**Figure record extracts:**
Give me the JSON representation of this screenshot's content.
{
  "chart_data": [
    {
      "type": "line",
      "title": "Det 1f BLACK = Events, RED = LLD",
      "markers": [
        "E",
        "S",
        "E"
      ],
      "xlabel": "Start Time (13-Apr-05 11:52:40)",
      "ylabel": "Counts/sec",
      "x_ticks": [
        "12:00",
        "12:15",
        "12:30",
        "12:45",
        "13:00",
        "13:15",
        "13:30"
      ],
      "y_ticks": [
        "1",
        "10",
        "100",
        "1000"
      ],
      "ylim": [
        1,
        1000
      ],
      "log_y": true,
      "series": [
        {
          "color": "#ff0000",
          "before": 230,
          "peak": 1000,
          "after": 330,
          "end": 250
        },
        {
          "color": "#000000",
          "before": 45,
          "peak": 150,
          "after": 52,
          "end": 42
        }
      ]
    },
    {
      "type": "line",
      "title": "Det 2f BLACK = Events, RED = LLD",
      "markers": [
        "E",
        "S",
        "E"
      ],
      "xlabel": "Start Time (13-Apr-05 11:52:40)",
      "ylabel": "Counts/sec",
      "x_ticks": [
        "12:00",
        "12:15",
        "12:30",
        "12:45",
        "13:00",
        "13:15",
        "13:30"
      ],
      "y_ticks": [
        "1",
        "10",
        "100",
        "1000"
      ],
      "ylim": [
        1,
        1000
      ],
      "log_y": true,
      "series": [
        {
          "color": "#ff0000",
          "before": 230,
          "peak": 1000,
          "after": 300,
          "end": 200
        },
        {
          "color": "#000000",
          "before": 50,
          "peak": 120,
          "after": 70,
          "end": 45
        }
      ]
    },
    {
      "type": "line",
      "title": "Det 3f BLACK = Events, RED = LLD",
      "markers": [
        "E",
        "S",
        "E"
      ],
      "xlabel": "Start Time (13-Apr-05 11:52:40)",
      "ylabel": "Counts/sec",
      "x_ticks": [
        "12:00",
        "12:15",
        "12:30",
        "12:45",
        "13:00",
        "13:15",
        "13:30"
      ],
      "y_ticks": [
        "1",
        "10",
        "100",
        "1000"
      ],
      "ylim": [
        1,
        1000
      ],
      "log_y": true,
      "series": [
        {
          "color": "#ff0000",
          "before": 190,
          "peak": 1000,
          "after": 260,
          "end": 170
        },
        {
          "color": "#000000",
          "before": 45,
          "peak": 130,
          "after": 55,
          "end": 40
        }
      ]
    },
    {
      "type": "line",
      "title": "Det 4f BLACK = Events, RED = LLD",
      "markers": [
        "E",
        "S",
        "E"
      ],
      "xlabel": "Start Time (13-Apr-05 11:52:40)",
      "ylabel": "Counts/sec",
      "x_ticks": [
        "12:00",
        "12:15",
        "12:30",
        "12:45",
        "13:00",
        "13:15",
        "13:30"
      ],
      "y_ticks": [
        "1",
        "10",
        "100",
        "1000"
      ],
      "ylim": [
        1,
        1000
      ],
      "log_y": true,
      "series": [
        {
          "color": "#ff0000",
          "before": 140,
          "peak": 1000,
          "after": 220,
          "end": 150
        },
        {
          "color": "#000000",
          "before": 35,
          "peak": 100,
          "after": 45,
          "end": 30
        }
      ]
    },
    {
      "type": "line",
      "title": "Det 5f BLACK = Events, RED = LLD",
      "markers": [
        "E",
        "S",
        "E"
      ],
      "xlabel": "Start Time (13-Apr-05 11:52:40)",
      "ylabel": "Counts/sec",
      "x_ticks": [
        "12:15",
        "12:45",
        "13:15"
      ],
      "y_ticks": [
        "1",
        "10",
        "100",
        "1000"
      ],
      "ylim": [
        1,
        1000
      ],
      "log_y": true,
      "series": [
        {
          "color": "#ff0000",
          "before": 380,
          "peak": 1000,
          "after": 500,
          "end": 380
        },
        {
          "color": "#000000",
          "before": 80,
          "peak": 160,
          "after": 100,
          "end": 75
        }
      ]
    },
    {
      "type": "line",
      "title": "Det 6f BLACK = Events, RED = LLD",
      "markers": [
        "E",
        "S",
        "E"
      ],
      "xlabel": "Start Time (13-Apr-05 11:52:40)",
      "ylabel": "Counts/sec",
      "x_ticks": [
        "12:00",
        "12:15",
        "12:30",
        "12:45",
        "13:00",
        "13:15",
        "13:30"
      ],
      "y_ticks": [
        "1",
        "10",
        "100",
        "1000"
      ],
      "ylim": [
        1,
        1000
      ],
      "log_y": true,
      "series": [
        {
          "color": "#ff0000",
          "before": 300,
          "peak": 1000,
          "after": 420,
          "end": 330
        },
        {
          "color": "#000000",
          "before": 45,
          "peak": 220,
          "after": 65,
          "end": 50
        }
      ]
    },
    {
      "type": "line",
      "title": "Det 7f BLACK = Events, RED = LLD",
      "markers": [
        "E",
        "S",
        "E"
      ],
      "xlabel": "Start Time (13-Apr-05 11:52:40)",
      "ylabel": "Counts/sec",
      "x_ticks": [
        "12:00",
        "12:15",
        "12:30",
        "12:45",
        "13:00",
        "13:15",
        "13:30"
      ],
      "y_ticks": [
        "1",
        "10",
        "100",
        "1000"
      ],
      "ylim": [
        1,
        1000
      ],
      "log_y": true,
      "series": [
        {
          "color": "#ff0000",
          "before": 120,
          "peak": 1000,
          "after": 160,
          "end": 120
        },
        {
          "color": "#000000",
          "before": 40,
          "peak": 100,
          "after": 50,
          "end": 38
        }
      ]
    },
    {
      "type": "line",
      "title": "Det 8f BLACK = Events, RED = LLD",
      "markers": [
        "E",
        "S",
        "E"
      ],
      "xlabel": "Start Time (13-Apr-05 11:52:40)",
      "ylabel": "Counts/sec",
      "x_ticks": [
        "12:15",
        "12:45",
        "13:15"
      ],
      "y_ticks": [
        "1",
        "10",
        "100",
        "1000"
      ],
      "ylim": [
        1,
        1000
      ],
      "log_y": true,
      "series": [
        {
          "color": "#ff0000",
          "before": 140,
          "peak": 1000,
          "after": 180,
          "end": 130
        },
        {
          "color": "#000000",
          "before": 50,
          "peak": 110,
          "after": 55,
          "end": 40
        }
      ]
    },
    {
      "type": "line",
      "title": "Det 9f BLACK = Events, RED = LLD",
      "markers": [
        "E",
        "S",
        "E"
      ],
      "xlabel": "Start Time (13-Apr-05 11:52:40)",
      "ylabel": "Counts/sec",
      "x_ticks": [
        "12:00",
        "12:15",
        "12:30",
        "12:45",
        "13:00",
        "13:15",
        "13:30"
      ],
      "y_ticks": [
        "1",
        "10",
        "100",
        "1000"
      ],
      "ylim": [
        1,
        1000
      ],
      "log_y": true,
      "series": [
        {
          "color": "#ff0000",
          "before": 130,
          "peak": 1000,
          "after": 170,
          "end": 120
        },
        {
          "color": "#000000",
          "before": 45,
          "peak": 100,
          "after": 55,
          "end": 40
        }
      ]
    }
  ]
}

**Job:** Repeat the data exactly. Leave nothing out.

**Complete answer:**
Give me the JSON representation of this screenshot's content.
{
  "chart_data": [
    {
      "type": "line",
      "title": "Det 1f BLACK = Events, RED = LLD",
      "markers": [
        "E",
        "S",
        "E"
      ],
      "xlabel": "Start Time (13-Apr-05 11:52:40)",
      "ylabel": "Counts/sec",
      "x_ticks": [
        "12:00",
        "12:15",
        "12:30",
        "12:45",
        "13:00",
        "13:15",
        "13:30"
      ],
      "y_ticks": [
        "1",
        "10",
        "100",
        "1000"
      ],
      "ylim": [
        1,
        1000
      ],
      "log_y": true,
      "series": [
        {
          "color": "#ff0000",
          "before": 230,
          "peak": 1000,
          "after": 330,
          "end": 250
        },
        {
          "color": "#000000",
          "before": 45,
          "peak": 150,
          "after": 52,
          "end": 42
        }
      ]
    },
    {
      "type": "line",
      "title": "Det 2f BLACK = Events, RED = LLD",
      "markers": [
        "E",
        "S",
        "E"
      ],
      "xlabel": "Start Time (13-Apr-05 11:52:40)",
      "ylabel": "Counts/sec",
      "x_ticks": [
        "12:00",
        "12:15",
        "12:30",
        "12:45",
        "13:00",
        "13:15",
        "13:30"
      ],
      "y_ticks": [
        "1",
        "10",
        "100",
        "1000"
      ],
      "ylim": [
        1,
        1000
      ],
      "log_y": true,
      "series": [
        {
          "color": "#ff0000",
          "before": 230,
          "peak": 1000,
          "after": 300,
          "end": 200
        },
        {
          "color": "#000000",
          "before": 50,
          "peak": 120,
          "after": 70,
          "end": 45
        }
      ]
    },
    {
      "type": "line",
      "title": "Det 3f BLACK = Events, RED = LLD",
      "markers": [
        "E",
        "S",
        "E"
      ],
      "xlabel": "Start Time (13-Apr-05 11:52:40)",
      "ylabel": "Counts/sec",
      "x_ticks": [
        "12:00",
        "12:15",
        "12:30",
        "12:45",
        "13:00",
        "13:15",
        "13:30"
      ],
      "y_ticks": [
        "1",
        "10",
        "100",
        "1000"
      ],
      "ylim": [
        1,
        1000
      ],
      "log_y": true,
      "series": [
        {
          "color": "#ff0000",
          "before": 190,
          "peak": 1000,
          "after": 260,
          "end": 170
        },
        {
          "color": "#000000",
          "before": 45,
          "peak": 130,
          "after": 55,
          "end": 40
        }
      ]
    },
    {
      "type": "line",
      "title": "Det 4f BLACK = Events, RED = LLD",
      "markers": [
        "E",
        "S",
        "E"
      ],
      "xlabel": "Start Time (13-Apr-05 11:52:40)",
      "ylabel": "Counts/sec",
      "x_ticks": [
        "12:00",
        "12:15",
        "12:30",
        "12:45",
        "13:00",
        "13:15",
        "13:30"
      ],
      "y_ticks": [
        "1",
        "10",
        "100",
        "1000"
      ],
      "ylim": [
        1,
        1000
      ],
      "log_y": true,
      "series": [
        {
          "color": "#ff0000",
          "before": 140,
          "peak": 1000,
          "after": 220,
          "end": 150
        },
        {
          "color": "#000000",
          "before": 35,
          "peak": 100,
          "after": 45,
          "end": 30
        }
      ]
    },
    {
      "type": "line",
      "title": "Det 5f BLACK = Events, RED = LLD",
      "markers": [
        "E",
        "S",
        "E"
      ],
      "xlabel": "Start Time (13-Apr-05 11:52:40)",
      "ylabel": "Counts/sec",
      "x_ticks": [
        "12:15",
        "12:45",
        "13:15"
      ],
      "y_ticks": [
        "1",
        "10",
        "100",
        "1000"
      ],
      "ylim": [
        1,
        1000
      ],
      "log_y": true,
      "series": [
        {
          "color": "#ff0000",
          "before": 380,
          "peak": 1000,
          "after": 500,
          "end": 380
        },
        {
          "color": "#000000",
          "before": 80,
          "peak": 160,
          "after": 100,
          "end": 75
        }
      ]
    },
    {
      "type": "line",
      "title": "Det 6f BLACK = Events, RED = LLD",
      "markers": [
        "E",
        "S",
        "E"
      ],
      "xlabel": "Start Time (13-Apr-05 11:52:40)",
      "ylabel": "Counts/sec",
      "x_ticks": [
        "12:00",
        "12:15",
        "12:30",
        "12:45",
        "13:00",
        "13:15",
        "13:30"
      ],
      "y_ticks": [
        "1",
        "10",
        "100",
        "1000"
      ],
      "ylim": [
        1,
        1000
      ],
      "log_y": true,
      "series": [
        {
          "color": "#ff0000",
          "before": 300,
          "peak": 1000,
          "after": 420,
          "end": 330
        },
        {
          "color": "#000000",
          "before": 45,
          "peak": 220,
          "after": 65,
          "end": 50
        }
      ]
    },
    {
      "type": "line",
      "title": "Det 7f BLACK = Events, RED = LLD",
      "markers": [
        "E",
        "S",
        "E"
      ],
      "xlabel": "Start Time (13-Apr-05 11:52:40)",
      "ylabel": "Counts/sec",
      "x_ticks": [
        "12:00",
        "12:15",
        "12:30",
        "12:45",
        "13:00",
        "13:15",
        "13:30"
      ],
      "y_ticks": [
        "1",
        "10",
        "100",
        "1000"
      ],
      "ylim": [
        1,
        1000
      ],
      "log_y": true,
      "series": [
        {
          "color": "#ff0000",
          "before": 120,
          "peak": 1000,
          "after": 160,
          "end": 120
        },
        {
          "color": "#000000",
          "before": 40,
          "peak": 100,
          "after": 50,
          "end": 38
        }
      ]
    },
    {
      "type": "line",
      "title": "Det 8f BLACK = Events, RED = LLD",
      "markers": [
        "E",
        "S",
        "E"
      ],
      "xlabel": "Start Time (13-Apr-05 11:52:40)",
      "ylabel": "Counts/sec",
      "x_ticks": [
        "12:15",
        "12:45",
        "13:15"
      ],
      "y_ticks": [
        "1",
        "10",
        "100",
        "1000"
      ],
      "ylim": [
        1,
        1000
      ],
      "log_y": true,
      "series": [
        {
          "color": "#ff0000",
          "before": 140,
          "peak": 1000,
          "after": 180,
          "end": 130
        },
        {
          "color": "#000000",
          "before": 50,
          "peak": 110,
          "after": 55,
          "end": 40
        }
      ]
    },
    {
      "type": "line",
      "title": "Det 9f BLACK = Events, RED = LLD",
      "markers": [
        "E",
        "S",
        "E"
      ],
      "xlabel": "Start Time (13-Apr-05 11:52:40)",
      "ylabel": "Counts/sec",
      "x_ticks": [
        "12:00",
        "12:15",
        "12:30",
        "12:45",
        "13:00",
        "13:15",
        "13:30"
      ],
      "y_ticks": [
        "1",
        "10",
        "100",
        "1000"
      ],
      "ylim": [
        1,
        1000
      ],
      "log_y": true,
      "series": [
        {
          "color": "#ff0000",
          "before": 130,
          "peak": 1000,
          "after": 170,
          "end": 120
        },
        {
          "color": "#000000",
          "before": 45,
          "peak": 100,
          "after": 55,
          "end": 40
        }
      ]
    }
  ]
}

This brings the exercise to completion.